What needs to be done:
Reproduce every entry exactly and leave its pictures out.

Records supplied:
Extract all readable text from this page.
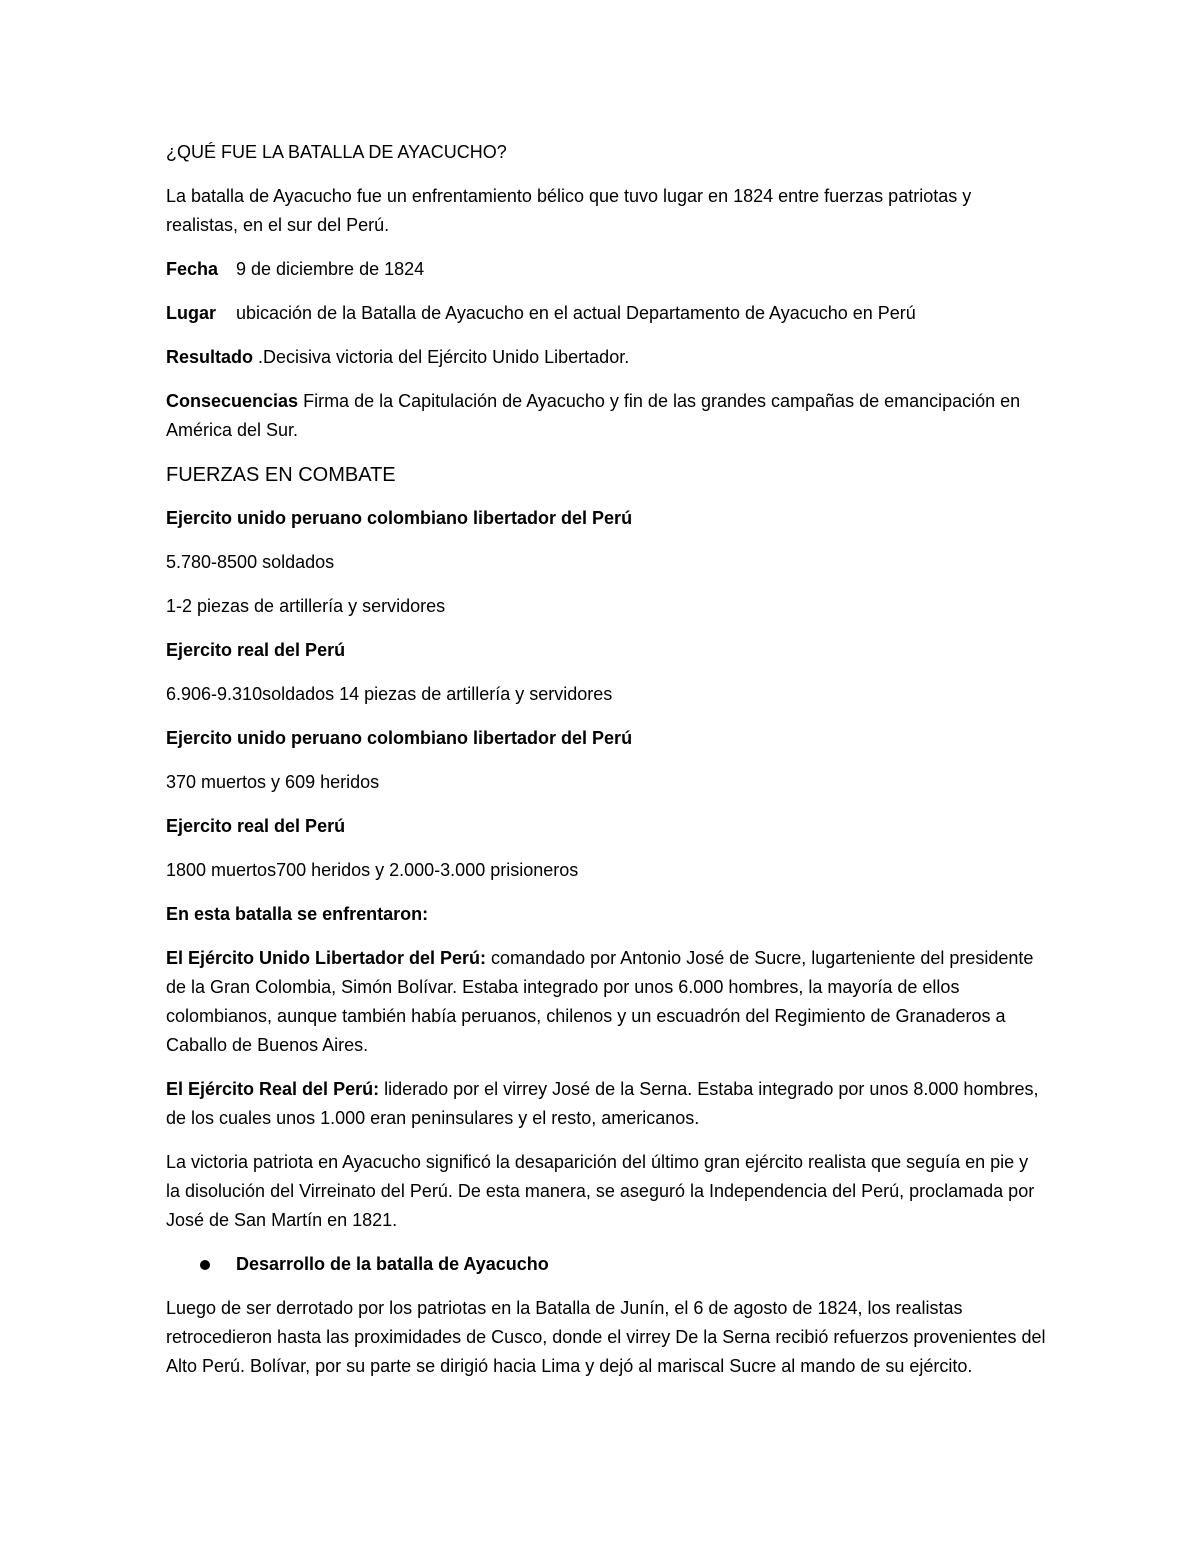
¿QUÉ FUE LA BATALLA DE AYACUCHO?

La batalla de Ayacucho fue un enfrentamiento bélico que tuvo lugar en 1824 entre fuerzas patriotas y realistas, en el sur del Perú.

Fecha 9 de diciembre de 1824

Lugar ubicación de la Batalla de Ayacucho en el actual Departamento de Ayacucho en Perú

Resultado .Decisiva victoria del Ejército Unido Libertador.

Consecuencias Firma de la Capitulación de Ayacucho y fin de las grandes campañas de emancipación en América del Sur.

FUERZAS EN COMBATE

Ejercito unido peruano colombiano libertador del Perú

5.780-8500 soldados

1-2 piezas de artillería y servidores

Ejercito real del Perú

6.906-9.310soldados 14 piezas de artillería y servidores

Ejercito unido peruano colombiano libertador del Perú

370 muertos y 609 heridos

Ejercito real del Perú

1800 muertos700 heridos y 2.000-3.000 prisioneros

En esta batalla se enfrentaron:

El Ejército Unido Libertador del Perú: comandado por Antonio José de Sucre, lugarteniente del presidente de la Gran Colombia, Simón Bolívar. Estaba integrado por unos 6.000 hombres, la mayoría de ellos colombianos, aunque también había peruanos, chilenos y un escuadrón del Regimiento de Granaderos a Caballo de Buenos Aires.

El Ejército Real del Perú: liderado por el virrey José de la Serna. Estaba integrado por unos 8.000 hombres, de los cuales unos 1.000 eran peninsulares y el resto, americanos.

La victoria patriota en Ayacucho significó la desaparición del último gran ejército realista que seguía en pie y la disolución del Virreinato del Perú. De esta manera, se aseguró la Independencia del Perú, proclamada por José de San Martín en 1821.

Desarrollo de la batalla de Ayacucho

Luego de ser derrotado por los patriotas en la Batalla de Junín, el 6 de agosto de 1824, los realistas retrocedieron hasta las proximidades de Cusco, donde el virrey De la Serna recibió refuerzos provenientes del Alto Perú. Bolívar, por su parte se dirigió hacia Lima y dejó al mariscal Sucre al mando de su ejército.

Reply:
Extract all readable text from this page.
¿QUÉ FUE LA BATALLA DE AYACUCHO?

La batalla de Ayacucho fue un enfrentamiento bélico que tuvo lugar en 1824 entre fuerzas patriotas y realistas, en el sur del Perú.

Fecha 9 de diciembre de 1824

Lugar ubicación de la Batalla de Ayacucho en el actual Departamento de Ayacucho en Perú

Resultado .Decisiva victoria del Ejército Unido Libertador.

Consecuencias Firma de la Capitulación de Ayacucho y fin de las grandes campañas de emancipación en América del Sur.

FUERZAS EN COMBATE

Ejercito unido peruano colombiano libertador del Perú

5.780-8500 soldados

1-2 piezas de artillería y servidores

Ejercito real del Perú

6.906-9.310soldados 14 piezas de artillería y servidores

Ejercito unido peruano colombiano libertador del Perú

370 muertos y 609 heridos

Ejercito real del Perú

1800 muertos700 heridos y 2.000-3.000 prisioneros

En esta batalla se enfrentaron:

El Ejército Unido Libertador del Perú: comandado por Antonio José de Sucre, lugarteniente del presidente de la Gran Colombia, Simón Bolívar. Estaba integrado por unos 6.000 hombres, la mayoría de ellos colombianos, aunque también había peruanos, chilenos y un escuadrón del Regimiento de Granaderos a Caballo de Buenos Aires.

El Ejército Real del Perú: liderado por el virrey José de la Serna. Estaba integrado por unos 8.000 hombres, de los cuales unos 1.000 eran peninsulares y el resto, americanos.

La victoria patriota en Ayacucho significó la desaparición del último gran ejército realista que seguía en pie y la disolución del Virreinato del Perú. De esta manera, se aseguró la Independencia del Perú, proclamada por José de San Martín en 1821.

Desarrollo de la batalla de Ayacucho

Luego de ser derrotado por los patriotas en la Batalla de Junín, el 6 de agosto de 1824, los realistas retrocedieron hasta las proximidades de Cusco, donde el virrey De la Serna recibió refuerzos provenientes del Alto Perú. Bolívar, por su parte se dirigió hacia Lima y dejó al mariscal Sucre al mando de su ejército.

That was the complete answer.